Data records:
========================================================================
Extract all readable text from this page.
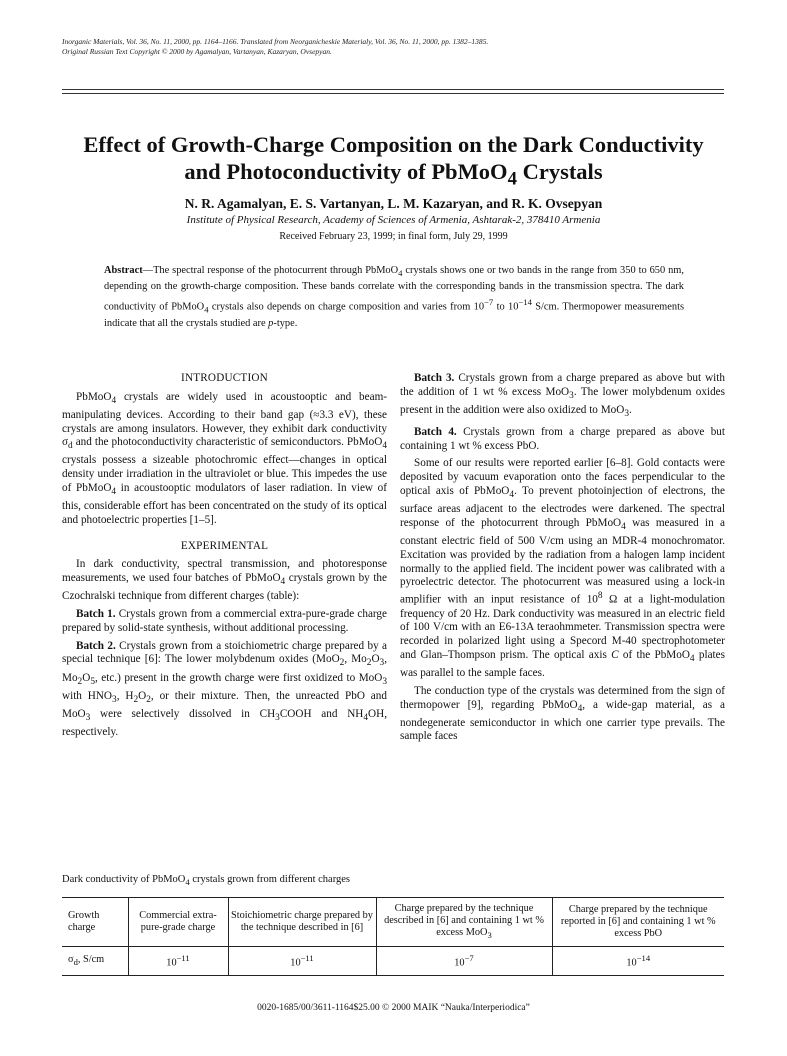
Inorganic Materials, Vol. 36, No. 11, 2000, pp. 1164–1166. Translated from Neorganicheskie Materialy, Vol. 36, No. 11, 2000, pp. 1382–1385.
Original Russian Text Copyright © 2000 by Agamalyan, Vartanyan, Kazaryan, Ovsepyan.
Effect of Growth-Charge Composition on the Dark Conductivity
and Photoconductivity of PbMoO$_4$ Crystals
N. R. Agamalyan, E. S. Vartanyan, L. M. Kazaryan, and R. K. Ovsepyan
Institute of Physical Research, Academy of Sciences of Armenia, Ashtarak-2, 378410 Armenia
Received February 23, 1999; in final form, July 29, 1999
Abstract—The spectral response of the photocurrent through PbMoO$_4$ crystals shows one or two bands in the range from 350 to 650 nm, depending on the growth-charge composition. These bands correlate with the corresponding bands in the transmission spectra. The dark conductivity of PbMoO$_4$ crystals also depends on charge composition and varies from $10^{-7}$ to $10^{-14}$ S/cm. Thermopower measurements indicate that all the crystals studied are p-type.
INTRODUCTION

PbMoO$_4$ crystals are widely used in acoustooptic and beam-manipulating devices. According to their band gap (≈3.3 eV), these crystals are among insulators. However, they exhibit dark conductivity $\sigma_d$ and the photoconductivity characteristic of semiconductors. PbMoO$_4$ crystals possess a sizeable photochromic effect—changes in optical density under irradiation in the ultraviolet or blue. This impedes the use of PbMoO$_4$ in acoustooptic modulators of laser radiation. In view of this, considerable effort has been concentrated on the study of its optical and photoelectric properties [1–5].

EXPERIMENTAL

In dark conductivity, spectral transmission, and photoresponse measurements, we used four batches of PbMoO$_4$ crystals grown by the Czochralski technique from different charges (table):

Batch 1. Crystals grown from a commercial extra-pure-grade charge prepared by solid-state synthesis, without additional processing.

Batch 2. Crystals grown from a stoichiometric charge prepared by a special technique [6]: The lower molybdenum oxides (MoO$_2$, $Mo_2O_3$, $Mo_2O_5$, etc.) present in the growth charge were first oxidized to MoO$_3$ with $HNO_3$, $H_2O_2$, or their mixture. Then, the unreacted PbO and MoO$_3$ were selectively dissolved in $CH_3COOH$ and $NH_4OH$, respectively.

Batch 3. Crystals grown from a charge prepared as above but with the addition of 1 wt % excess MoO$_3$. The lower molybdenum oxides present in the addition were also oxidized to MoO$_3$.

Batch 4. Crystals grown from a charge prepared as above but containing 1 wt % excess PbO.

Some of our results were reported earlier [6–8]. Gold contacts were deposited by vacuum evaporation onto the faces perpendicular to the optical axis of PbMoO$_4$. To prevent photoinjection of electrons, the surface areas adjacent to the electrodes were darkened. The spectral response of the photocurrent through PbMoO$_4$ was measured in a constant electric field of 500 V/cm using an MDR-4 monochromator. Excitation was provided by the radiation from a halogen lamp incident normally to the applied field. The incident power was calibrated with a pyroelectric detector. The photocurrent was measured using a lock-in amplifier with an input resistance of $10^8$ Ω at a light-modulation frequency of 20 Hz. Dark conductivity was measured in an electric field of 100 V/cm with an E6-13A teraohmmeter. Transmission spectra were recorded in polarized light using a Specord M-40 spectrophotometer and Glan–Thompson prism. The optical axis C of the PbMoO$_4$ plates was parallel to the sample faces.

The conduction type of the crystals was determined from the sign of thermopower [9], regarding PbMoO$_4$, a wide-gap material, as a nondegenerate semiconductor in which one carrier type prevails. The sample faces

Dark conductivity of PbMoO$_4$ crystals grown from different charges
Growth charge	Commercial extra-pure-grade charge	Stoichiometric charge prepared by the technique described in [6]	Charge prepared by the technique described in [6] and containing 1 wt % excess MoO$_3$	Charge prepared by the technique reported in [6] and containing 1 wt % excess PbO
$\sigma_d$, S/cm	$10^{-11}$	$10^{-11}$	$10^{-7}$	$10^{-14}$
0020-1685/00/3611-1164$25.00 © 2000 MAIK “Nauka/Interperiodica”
========================================================================
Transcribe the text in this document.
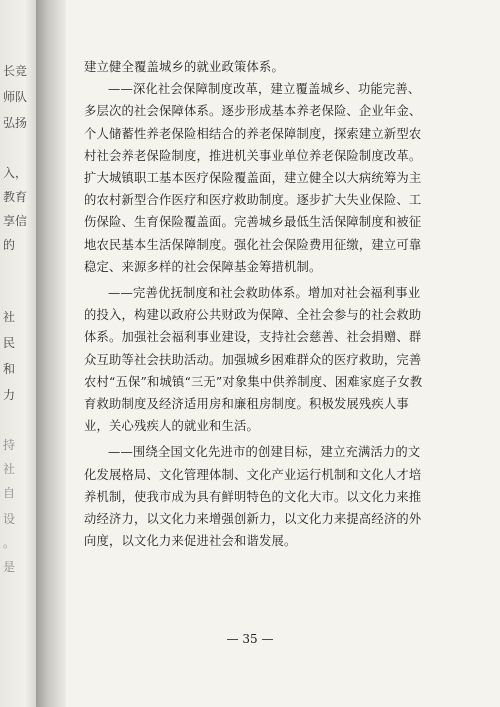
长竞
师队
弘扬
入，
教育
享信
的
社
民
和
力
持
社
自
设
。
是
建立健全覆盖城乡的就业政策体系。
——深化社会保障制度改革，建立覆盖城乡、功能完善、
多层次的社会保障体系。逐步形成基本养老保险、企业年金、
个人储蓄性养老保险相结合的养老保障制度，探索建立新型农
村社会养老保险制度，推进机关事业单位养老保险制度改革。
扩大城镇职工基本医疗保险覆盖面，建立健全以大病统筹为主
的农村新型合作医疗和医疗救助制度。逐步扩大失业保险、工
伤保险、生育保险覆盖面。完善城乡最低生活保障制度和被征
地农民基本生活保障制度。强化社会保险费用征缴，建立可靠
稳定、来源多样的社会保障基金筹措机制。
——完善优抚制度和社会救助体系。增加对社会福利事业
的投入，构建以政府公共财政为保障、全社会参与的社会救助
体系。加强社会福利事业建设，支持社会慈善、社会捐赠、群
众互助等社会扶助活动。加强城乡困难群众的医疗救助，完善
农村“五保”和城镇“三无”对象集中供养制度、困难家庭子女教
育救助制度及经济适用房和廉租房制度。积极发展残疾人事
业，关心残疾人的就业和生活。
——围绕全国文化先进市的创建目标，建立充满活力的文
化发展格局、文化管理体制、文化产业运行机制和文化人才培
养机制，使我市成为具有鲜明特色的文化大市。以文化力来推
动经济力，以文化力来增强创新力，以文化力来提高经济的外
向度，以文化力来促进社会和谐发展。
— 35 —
========================================================================
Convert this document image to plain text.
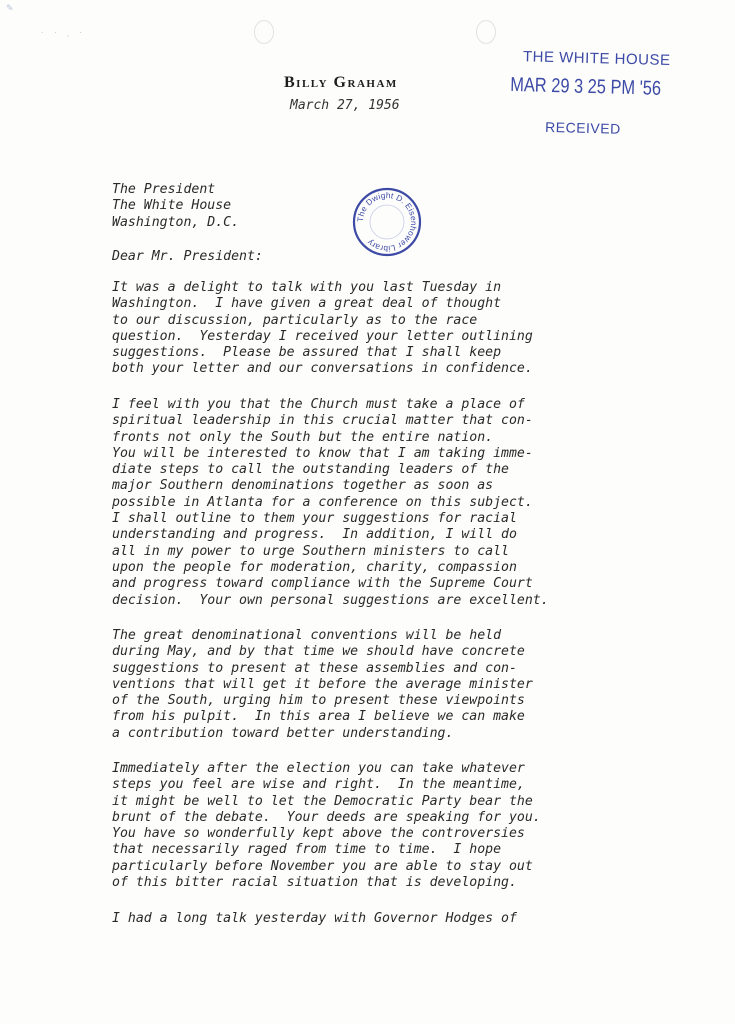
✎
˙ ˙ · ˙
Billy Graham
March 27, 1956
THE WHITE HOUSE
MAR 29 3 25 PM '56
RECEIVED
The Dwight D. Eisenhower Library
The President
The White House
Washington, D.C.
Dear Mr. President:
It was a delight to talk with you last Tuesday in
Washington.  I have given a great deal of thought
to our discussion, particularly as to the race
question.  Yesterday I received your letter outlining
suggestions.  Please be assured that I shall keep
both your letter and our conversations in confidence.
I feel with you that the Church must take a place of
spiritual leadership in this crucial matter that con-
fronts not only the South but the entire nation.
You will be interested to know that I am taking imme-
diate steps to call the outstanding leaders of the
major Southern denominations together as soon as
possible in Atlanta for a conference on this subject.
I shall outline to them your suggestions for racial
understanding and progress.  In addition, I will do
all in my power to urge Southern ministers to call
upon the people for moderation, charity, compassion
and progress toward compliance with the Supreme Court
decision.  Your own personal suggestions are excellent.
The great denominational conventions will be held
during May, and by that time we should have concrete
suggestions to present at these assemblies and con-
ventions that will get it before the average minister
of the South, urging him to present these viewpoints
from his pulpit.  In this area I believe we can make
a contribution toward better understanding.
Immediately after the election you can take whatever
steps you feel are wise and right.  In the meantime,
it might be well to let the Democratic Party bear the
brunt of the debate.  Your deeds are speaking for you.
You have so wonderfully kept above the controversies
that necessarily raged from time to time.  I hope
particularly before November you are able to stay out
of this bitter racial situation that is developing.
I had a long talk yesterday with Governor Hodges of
========================================================================
Problem:
Within the listing above, copy each line that has the string "containing".

Exercise solution:
Batch 4. Crystals grown from a charge prepared as above but containing 1 wt % excess PbO.
Growth charge	Commercial extra-pure-grade charge	Stoichiometric charge prepared by the technique described in [6]	Charge prepared by the technique described in [6] and containing 1 wt % excess MoO$_3$	Charge prepared by the technique reported in [6] and containing 1 wt % excess PbO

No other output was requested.